*** RECORDS FOR THE TASK ***

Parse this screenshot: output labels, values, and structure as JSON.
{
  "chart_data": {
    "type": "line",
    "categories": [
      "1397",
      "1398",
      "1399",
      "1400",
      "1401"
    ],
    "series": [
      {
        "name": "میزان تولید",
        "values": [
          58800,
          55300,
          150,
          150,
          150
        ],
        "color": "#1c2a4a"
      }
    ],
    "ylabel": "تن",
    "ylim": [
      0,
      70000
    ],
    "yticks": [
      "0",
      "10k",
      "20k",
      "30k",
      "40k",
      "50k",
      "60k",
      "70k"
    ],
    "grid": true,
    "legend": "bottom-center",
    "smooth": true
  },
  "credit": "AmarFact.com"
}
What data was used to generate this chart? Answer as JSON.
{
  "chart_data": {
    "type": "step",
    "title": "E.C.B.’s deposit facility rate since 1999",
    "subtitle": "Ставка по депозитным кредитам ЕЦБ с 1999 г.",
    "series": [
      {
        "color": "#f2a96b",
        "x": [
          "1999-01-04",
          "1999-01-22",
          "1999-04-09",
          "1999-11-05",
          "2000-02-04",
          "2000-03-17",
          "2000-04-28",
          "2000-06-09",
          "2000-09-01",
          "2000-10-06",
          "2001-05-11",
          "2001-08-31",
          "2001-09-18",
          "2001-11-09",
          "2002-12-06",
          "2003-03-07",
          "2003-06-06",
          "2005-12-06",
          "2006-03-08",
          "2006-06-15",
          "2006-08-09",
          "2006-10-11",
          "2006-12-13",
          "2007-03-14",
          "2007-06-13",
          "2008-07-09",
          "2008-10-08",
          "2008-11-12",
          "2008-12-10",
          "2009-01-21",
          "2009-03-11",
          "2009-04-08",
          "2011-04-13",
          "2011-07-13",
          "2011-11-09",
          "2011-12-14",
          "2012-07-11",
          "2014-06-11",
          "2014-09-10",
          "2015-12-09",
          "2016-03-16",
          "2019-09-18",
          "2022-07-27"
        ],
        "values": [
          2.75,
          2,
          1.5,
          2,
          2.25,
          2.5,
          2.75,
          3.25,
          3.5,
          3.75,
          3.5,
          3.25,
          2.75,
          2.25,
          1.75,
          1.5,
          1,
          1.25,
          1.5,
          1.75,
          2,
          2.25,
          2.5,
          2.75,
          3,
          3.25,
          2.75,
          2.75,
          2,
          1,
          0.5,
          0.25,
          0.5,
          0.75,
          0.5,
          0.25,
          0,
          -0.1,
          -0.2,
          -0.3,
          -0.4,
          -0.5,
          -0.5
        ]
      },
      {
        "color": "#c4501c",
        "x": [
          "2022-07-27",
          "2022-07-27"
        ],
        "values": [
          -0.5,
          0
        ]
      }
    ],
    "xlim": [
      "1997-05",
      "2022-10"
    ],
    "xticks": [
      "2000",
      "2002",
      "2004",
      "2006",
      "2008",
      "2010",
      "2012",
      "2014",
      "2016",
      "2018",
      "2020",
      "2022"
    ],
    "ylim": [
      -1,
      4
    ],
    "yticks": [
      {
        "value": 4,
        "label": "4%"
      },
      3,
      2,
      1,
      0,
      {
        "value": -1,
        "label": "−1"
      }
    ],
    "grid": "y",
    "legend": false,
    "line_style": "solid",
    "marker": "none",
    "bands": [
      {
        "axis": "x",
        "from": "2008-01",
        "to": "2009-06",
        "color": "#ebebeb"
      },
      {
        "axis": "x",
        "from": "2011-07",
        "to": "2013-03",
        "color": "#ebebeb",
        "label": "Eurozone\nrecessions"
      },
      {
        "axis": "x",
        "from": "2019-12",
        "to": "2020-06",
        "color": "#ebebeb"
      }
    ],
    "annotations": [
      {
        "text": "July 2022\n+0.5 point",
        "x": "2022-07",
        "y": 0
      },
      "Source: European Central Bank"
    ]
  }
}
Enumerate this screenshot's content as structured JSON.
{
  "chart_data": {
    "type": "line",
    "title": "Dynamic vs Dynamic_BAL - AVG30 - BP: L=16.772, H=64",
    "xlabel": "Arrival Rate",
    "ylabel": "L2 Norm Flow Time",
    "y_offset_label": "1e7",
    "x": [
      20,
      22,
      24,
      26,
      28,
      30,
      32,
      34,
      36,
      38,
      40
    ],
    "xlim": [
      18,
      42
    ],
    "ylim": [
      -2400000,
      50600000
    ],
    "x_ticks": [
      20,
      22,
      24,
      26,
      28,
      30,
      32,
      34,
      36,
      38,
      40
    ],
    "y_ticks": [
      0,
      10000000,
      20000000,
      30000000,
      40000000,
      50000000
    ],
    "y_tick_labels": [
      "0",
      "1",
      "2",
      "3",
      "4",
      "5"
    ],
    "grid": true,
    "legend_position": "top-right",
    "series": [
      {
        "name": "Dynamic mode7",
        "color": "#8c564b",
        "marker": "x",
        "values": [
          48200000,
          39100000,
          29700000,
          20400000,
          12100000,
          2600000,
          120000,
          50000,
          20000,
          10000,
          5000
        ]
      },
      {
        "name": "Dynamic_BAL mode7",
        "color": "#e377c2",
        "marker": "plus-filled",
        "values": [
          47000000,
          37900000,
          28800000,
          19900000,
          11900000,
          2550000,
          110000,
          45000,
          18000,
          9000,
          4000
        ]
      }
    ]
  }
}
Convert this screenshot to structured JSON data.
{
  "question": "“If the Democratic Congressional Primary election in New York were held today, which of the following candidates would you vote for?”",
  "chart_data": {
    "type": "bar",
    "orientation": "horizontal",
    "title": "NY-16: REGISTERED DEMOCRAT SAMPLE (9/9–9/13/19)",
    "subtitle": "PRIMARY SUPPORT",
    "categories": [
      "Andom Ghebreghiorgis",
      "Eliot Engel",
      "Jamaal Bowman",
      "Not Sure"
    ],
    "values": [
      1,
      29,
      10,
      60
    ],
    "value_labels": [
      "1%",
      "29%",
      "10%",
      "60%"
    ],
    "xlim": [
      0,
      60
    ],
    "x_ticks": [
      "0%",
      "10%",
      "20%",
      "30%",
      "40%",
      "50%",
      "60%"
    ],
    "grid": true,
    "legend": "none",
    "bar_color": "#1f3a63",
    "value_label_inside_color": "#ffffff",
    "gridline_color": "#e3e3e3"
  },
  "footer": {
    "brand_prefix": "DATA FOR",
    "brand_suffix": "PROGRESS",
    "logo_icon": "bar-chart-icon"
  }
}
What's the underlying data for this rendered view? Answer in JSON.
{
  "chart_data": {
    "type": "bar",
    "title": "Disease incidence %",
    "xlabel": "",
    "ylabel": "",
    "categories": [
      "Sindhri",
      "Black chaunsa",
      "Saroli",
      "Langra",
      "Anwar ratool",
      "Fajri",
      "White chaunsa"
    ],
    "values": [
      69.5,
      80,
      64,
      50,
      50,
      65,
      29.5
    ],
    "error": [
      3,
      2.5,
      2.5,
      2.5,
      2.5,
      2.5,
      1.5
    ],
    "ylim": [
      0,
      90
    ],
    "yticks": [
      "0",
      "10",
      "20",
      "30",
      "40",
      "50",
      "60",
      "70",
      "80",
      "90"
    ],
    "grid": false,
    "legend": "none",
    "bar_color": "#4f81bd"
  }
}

***

Transcribe every entry word for word.

> RESULT BELOW:
Parse this screenshot: output labels, values, and structure as JSON.
{
  "chart_data": {
    "type": "line",
    "categories": [
      "1397",
      "1398",
      "1399",
      "1400",
      "1401"
    ],
    "series": [
      {
        "name": "میزان تولید",
        "values": [
          58800,
          55300,
          150,
          150,
          150
        ],
        "color": "#1c2a4a"
      }
    ],
    "ylabel": "تن",
    "ylim": [
      0,
      70000
    ],
    "yticks": [
      "0",
      "10k",
      "20k",
      "30k",
      "40k",
      "50k",
      "60k",
      "70k"
    ],
    "grid": true,
    "legend": "bottom-center",
    "smooth": true
  },
  "credit": "AmarFact.com"
}
What data was used to generate this chart? Answer as JSON.
{
  "chart_data": {
    "type": "step",
    "title": "E.C.B.’s deposit facility rate since 1999",
    "subtitle": "Ставка по депозитным кредитам ЕЦБ с 1999 г.",
    "series": [
      {
        "color": "#f2a96b",
        "x": [
          "1999-01-04",
          "1999-01-22",
          "1999-04-09",
          "1999-11-05",
          "2000-02-04",
          "2000-03-17",
          "2000-04-28",
          "2000-06-09",
          "2000-09-01",
          "2000-10-06",
          "2001-05-11",
          "2001-08-31",
          "2001-09-18",
          "2001-11-09",
          "2002-12-06",
          "2003-03-07",
          "2003-06-06",
          "2005-12-06",
          "2006-03-08",
          "2006-06-15",
          "2006-08-09",
          "2006-10-11",
          "2006-12-13",
          "2007-03-14",
          "2007-06-13",
          "2008-07-09",
          "2008-10-08",
          "2008-11-12",
          "2008-12-10",
          "2009-01-21",
          "2009-03-11",
          "2009-04-08",
          "2011-04-13",
          "2011-07-13",
          "2011-11-09",
          "2011-12-14",
          "2012-07-11",
          "2014-06-11",
          "2014-09-10",
          "2015-12-09",
          "2016-03-16",
          "2019-09-18",
          "2022-07-27"
        ],
        "values": [
          2.75,
          2,
          1.5,
          2,
          2.25,
          2.5,
          2.75,
          3.25,
          3.5,
          3.75,
          3.5,
          3.25,
          2.75,
          2.25,
          1.75,
          1.5,
          1,
          1.25,
          1.5,
          1.75,
          2,
          2.25,
          2.5,
          2.75,
          3,
          3.25,
          2.75,
          2.75,
          2,
          1,
          0.5,
          0.25,
          0.5,
          0.75,
          0.5,
          0.25,
          0,
          -0.1,
          -0.2,
          -0.3,
          -0.4,
          -0.5,
          -0.5
        ]
      },
      {
        "color": "#c4501c",
        "x": [
          "2022-07-27",
          "2022-07-27"
        ],
        "values": [
          -0.5,
          0
        ]
      }
    ],
    "xlim": [
      "1997-05",
      "2022-10"
    ],
    "xticks": [
      "2000",
      "2002",
      "2004",
      "2006",
      "2008",
      "2010",
      "2012",
      "2014",
      "2016",
      "2018",
      "2020",
      "2022"
    ],
    "ylim": [
      -1,
      4
    ],
    "yticks": [
      {
        "value": 4,
        "label": "4%"
      },
      3,
      2,
      1,
      0,
      {
        "value": -1,
        "label": "−1"
      }
    ],
    "grid": "y",
    "legend": false,
    "line_style": "solid",
    "marker": "none",
    "bands": [
      {
        "axis": "x",
        "from": "2008-01",
        "to": "2009-06",
        "color": "#ebebeb"
      },
      {
        "axis": "x",
        "from": "2011-07",
        "to": "2013-03",
        "color": "#ebebeb",
        "label": "Eurozone\nrecessions"
      },
      {
        "axis": "x",
        "from": "2019-12",
        "to": "2020-06",
        "color": "#ebebeb"
      }
    ],
    "annotations": [
      {
        "text": "July 2022\n+0.5 point",
        "x": "2022-07",
        "y": 0
      },
      "Source: European Central Bank"
    ]
  }
}
Enumerate this screenshot's content as structured JSON.
{
  "chart_data": {
    "type": "line",
    "title": "Dynamic vs Dynamic_BAL - AVG30 - BP: L=16.772, H=64",
    "xlabel": "Arrival Rate",
    "ylabel": "L2 Norm Flow Time",
    "y_offset_label": "1e7",
    "x": [
      20,
      22,
      24,
      26,
      28,
      30,
      32,
      34,
      36,
      38,
      40
    ],
    "xlim": [
      18,
      42
    ],
    "ylim": [
      -2400000,
      50600000
    ],
    "x_ticks": [
      20,
      22,
      24,
      26,
      28,
      30,
      32,
      34,
      36,
      38,
      40
    ],
    "y_ticks": [
      0,
      10000000,
      20000000,
      30000000,
      40000000,
      50000000
    ],
    "y_tick_labels": [
      "0",
      "1",
      "2",
      "3",
      "4",
      "5"
    ],
    "grid": true,
    "legend_position": "top-right",
    "series": [
      {
        "name": "Dynamic mode7",
        "color": "#8c564b",
        "marker": "x",
        "values": [
          48200000,
          39100000,
          29700000,
          20400000,
          12100000,
          2600000,
          120000,
          50000,
          20000,
          10000,
          5000
        ]
      },
      {
        "name": "Dynamic_BAL mode7",
        "color": "#e377c2",
        "marker": "plus-filled",
        "values": [
          47000000,
          37900000,
          28800000,
          19900000,
          11900000,
          2550000,
          110000,
          45000,
          18000,
          9000,
          4000
        ]
      }
    ]
  }
}
Convert this screenshot to structured JSON data.
{
  "question": "“If the Democratic Congressional Primary election in New York were held today, which of the following candidates would you vote for?”",
  "chart_data": {
    "type": "bar",
    "orientation": "horizontal",
    "title": "NY-16: REGISTERED DEMOCRAT SAMPLE (9/9–9/13/19)",
    "subtitle": "PRIMARY SUPPORT",
    "categories": [
      "Andom Ghebreghiorgis",
      "Eliot Engel",
      "Jamaal Bowman",
      "Not Sure"
    ],
    "values": [
      1,
      29,
      10,
      60
    ],
    "value_labels": [
      "1%",
      "29%",
      "10%",
      "60%"
    ],
    "xlim": [
      0,
      60
    ],
    "x_ticks": [
      "0%",
      "10%",
      "20%",
      "30%",
      "40%",
      "50%",
      "60%"
    ],
    "grid": true,
    "legend": "none",
    "bar_color": "#1f3a63",
    "value_label_inside_color": "#ffffff",
    "gridline_color": "#e3e3e3"
  },
  "footer": {
    "brand_prefix": "DATA FOR",
    "brand_suffix": "PROGRESS",
    "logo_icon": "bar-chart-icon"
  }
}
What's the underlying data for this rendered view? Answer in JSON.
{
  "chart_data": {
    "type": "bar",
    "title": "Disease incidence %",
    "xlabel": "",
    "ylabel": "",
    "categories": [
      "Sindhri",
      "Black chaunsa",
      "Saroli",
      "Langra",
      "Anwar ratool",
      "Fajri",
      "White chaunsa"
    ],
    "values": [
      69.5,
      80,
      64,
      50,
      50,
      65,
      29.5
    ],
    "error": [
      3,
      2.5,
      2.5,
      2.5,
      2.5,
      2.5,
      1.5
    ],
    "ylim": [
      0,
      90
    ],
    "yticks": [
      "0",
      "10",
      "20",
      "30",
      "40",
      "50",
      "60",
      "70",
      "80",
      "90"
    ],
    "grid": false,
    "legend": "none",
    "bar_color": "#4f81bd"
  }
}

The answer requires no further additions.